A block of data:
....

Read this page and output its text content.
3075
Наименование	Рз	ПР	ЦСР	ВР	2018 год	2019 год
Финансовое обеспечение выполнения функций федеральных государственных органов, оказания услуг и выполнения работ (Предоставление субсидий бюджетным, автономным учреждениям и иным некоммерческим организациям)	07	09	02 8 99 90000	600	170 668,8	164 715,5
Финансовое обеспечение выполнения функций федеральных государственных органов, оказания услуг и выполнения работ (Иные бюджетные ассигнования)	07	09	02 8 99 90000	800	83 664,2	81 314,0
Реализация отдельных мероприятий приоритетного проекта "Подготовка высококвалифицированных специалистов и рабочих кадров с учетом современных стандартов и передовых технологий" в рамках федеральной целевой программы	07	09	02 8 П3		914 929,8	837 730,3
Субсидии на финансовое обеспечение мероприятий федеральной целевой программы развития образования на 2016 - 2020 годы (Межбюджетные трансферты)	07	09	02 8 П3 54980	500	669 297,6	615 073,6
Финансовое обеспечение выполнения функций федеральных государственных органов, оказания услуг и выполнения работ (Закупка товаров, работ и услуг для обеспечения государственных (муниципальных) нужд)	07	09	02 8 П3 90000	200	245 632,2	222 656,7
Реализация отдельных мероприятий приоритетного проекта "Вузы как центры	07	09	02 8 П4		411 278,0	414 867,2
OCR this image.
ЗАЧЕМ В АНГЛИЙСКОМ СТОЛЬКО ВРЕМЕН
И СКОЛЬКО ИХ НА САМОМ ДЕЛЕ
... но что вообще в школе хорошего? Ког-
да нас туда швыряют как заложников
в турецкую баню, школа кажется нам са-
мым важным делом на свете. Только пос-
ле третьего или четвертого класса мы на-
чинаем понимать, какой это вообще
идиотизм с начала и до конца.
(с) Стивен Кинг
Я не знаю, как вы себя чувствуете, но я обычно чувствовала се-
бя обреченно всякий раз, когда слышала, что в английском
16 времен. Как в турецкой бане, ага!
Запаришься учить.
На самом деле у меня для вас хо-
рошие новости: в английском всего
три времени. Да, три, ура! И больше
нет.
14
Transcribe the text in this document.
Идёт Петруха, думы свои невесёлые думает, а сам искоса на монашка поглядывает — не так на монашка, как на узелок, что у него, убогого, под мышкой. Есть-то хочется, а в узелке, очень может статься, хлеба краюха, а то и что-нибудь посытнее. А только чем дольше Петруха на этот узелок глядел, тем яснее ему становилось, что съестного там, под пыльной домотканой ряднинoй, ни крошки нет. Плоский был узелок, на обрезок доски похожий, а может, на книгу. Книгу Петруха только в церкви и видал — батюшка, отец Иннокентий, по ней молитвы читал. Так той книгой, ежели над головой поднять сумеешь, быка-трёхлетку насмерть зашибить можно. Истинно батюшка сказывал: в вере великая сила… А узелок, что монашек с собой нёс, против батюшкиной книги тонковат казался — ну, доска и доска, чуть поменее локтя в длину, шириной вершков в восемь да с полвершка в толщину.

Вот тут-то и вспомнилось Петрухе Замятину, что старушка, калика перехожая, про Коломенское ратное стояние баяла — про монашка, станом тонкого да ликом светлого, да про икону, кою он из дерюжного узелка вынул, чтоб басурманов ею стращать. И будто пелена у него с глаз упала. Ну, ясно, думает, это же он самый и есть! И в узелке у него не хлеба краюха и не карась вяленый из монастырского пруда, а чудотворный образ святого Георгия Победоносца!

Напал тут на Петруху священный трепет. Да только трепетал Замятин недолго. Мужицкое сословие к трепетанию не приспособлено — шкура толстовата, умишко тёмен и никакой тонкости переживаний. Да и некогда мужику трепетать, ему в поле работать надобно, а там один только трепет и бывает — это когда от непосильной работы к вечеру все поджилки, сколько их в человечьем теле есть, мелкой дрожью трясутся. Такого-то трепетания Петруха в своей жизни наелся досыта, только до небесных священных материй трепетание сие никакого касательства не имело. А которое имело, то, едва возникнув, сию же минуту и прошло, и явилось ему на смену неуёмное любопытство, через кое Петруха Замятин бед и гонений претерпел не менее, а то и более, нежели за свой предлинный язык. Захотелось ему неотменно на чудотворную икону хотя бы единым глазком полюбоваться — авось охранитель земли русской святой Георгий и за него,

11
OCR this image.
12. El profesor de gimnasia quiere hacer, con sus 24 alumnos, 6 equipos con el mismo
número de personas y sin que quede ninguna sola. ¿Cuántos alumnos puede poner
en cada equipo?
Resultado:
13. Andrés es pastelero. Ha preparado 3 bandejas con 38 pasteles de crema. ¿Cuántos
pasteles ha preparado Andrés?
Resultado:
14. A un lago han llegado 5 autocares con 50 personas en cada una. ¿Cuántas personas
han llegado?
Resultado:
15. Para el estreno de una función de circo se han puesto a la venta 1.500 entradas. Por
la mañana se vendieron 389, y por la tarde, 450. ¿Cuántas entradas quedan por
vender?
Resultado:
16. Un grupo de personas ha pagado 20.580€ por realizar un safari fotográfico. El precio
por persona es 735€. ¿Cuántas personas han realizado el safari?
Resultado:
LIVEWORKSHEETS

....

_WHAT TO PRODUCE_
Filter out every line that lacks the word "государственных", and copy the rest.

_EXERCISE RESULT_
Финансовое обеспечение выполнения функций федеральных государственных органов, оказания услуг и выполнения работ (Предоставление субсидий бюджетным, автономным учреждениям и иным некоммерческим организациям)	07	09	02 8 99 90000	600	170 668,8	164 715,5
Финансовое обеспечение выполнения функций федеральных государственных органов, оказания услуг и выполнения работ (Иные бюджетные ассигнования)	07	09	02 8 99 90000	800	83 664,2	81 314,0
Финансовое обеспечение выполнения функций федеральных государственных органов, оказания услуг и выполнения работ (Закупка товаров, работ и услуг для обеспечения государственных (муниципальных) нужд)	07	09	02 8 П3 90000	200	245 632,2	222 656,7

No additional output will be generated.